>>>

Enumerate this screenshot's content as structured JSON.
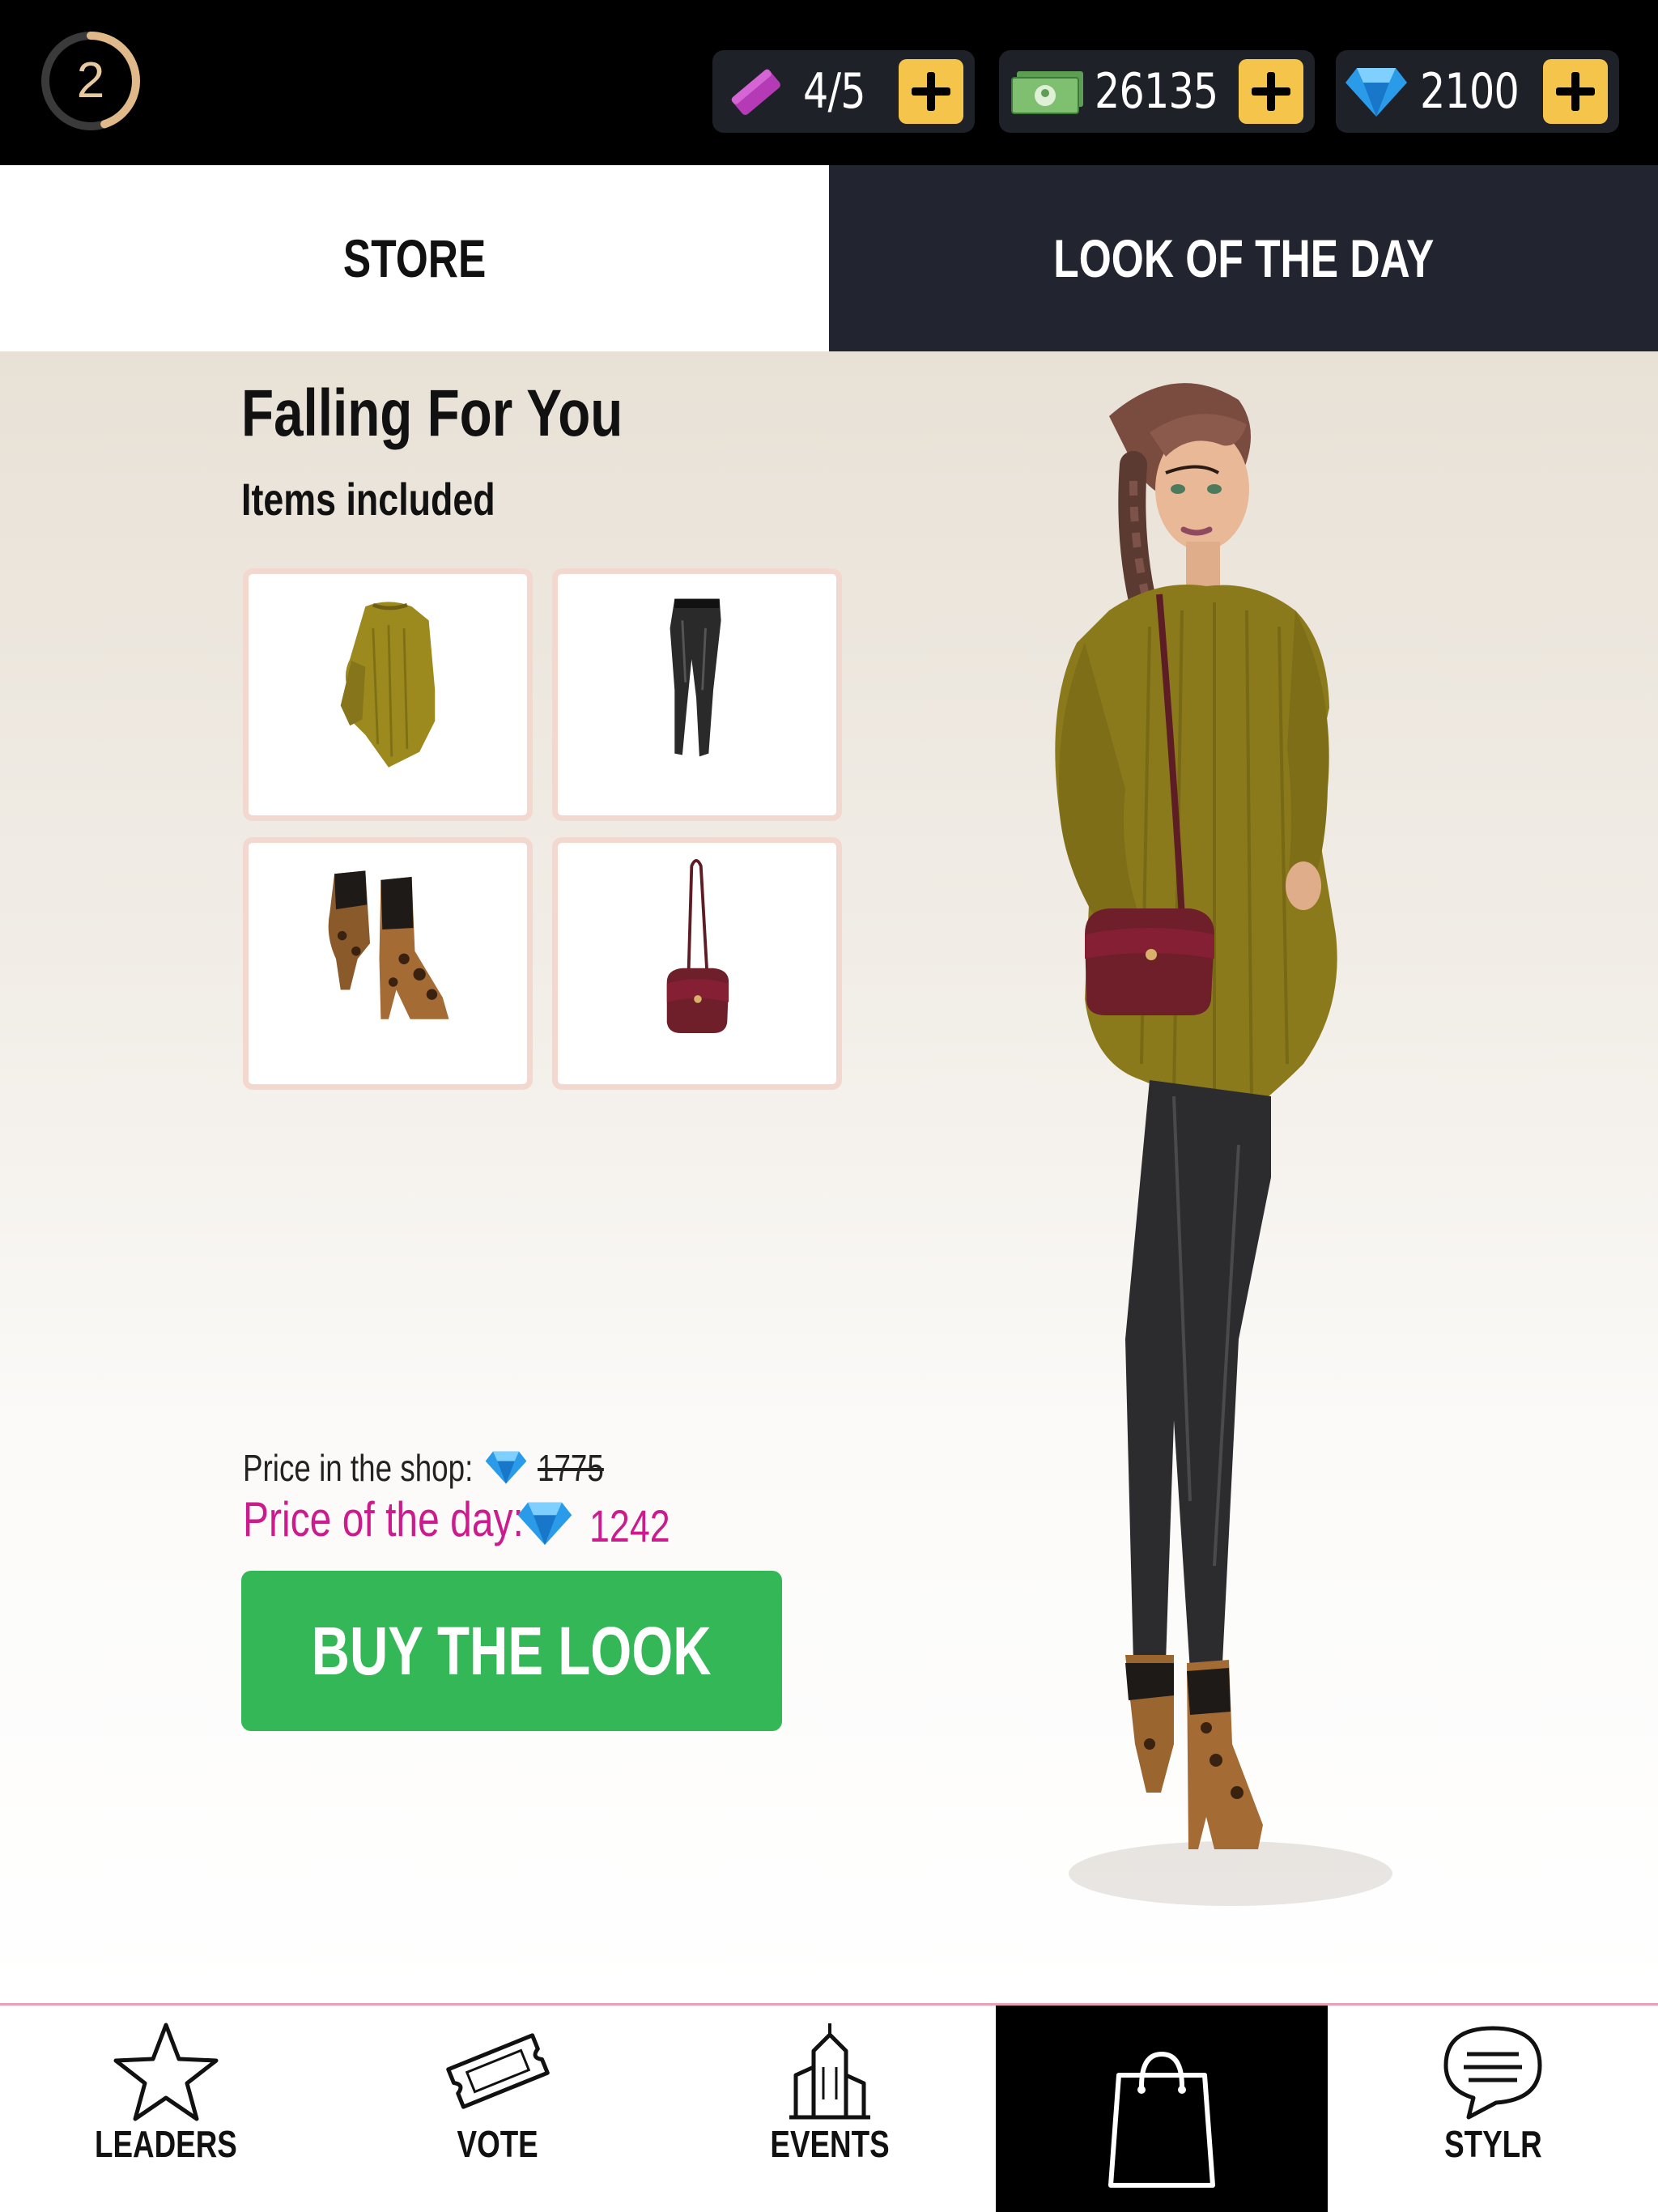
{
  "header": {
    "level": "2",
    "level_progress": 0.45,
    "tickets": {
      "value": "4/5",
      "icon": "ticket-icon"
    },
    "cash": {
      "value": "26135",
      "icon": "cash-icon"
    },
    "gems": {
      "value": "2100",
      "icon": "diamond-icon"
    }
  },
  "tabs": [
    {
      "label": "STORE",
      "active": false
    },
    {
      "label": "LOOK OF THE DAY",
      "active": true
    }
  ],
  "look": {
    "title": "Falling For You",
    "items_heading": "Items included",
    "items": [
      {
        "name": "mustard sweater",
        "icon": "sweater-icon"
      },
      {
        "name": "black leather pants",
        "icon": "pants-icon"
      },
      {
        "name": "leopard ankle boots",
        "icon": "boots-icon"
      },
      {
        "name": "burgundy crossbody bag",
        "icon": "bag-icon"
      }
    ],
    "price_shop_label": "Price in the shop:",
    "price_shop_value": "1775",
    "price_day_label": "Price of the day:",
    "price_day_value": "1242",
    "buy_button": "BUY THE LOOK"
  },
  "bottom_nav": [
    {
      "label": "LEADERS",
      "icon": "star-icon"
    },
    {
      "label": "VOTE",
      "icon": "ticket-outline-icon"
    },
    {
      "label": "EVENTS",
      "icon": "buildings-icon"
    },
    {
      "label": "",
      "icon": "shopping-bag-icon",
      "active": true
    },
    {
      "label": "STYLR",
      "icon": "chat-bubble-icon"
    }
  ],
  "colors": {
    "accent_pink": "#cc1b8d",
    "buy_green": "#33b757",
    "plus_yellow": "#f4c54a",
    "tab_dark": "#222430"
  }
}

<<<

Which lines include the word "name"? Copy every one of them.

→ Final result
        "name": "mustard sweater",
        "name": "black leather pants",
        "name": "leopard ankle boots",
        "name": "burgundy crossbody bag",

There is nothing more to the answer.